- _WRITTEN INSTRUCTION_: Pick out the lines containing "date".

* begin *

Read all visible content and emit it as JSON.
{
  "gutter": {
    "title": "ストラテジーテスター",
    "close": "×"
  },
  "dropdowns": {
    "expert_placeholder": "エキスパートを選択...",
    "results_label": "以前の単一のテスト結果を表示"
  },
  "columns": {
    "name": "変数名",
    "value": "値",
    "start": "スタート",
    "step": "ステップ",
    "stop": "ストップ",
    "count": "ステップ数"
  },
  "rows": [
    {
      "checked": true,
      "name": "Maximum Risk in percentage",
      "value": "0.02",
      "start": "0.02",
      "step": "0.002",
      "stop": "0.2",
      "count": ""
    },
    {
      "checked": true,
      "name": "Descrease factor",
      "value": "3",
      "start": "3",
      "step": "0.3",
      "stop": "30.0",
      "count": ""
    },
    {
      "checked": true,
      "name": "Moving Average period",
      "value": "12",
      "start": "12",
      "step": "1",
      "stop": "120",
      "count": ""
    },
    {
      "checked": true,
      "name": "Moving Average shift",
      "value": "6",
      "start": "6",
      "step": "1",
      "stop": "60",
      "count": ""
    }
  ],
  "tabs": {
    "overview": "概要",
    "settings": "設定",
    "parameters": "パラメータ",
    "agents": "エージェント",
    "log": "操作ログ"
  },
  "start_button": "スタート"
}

* end *
* begin *

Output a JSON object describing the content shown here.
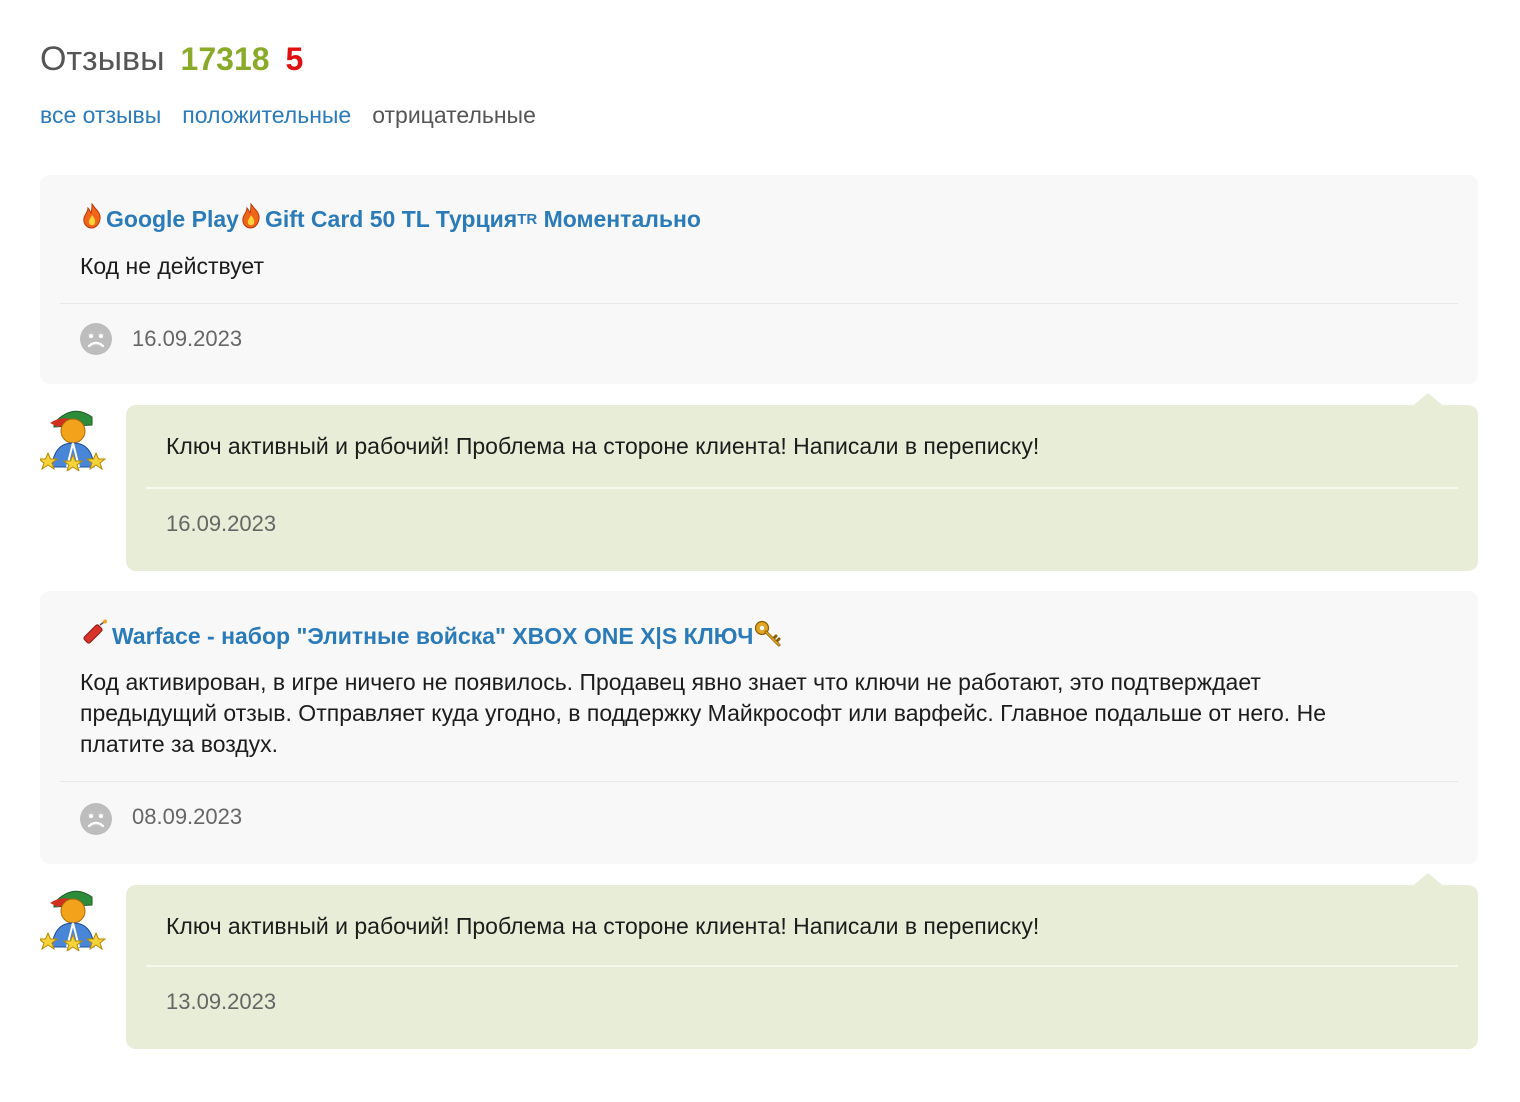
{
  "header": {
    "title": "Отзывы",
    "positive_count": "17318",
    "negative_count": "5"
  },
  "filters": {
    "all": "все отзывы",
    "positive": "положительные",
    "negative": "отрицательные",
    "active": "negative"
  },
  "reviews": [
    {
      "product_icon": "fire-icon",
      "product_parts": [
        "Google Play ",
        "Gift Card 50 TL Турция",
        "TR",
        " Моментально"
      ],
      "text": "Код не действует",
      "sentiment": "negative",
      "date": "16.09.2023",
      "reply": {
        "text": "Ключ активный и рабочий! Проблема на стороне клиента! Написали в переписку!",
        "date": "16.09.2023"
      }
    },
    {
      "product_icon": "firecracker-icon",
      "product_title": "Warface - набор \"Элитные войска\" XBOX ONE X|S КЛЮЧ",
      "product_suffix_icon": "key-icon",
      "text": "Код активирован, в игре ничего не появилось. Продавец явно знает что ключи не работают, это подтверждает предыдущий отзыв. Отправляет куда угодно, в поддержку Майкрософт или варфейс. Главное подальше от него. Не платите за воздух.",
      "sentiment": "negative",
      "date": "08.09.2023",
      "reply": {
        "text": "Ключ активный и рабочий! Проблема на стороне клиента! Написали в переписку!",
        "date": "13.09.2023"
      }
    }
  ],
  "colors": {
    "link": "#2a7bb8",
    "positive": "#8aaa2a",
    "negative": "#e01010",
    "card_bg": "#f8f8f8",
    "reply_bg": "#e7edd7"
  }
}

* end *

- _EXERCISE RESPONSE_:
      "date": "16.09.2023",
        "date": "16.09.2023"
      "date": "08.09.2023",
        "date": "13.09.2023"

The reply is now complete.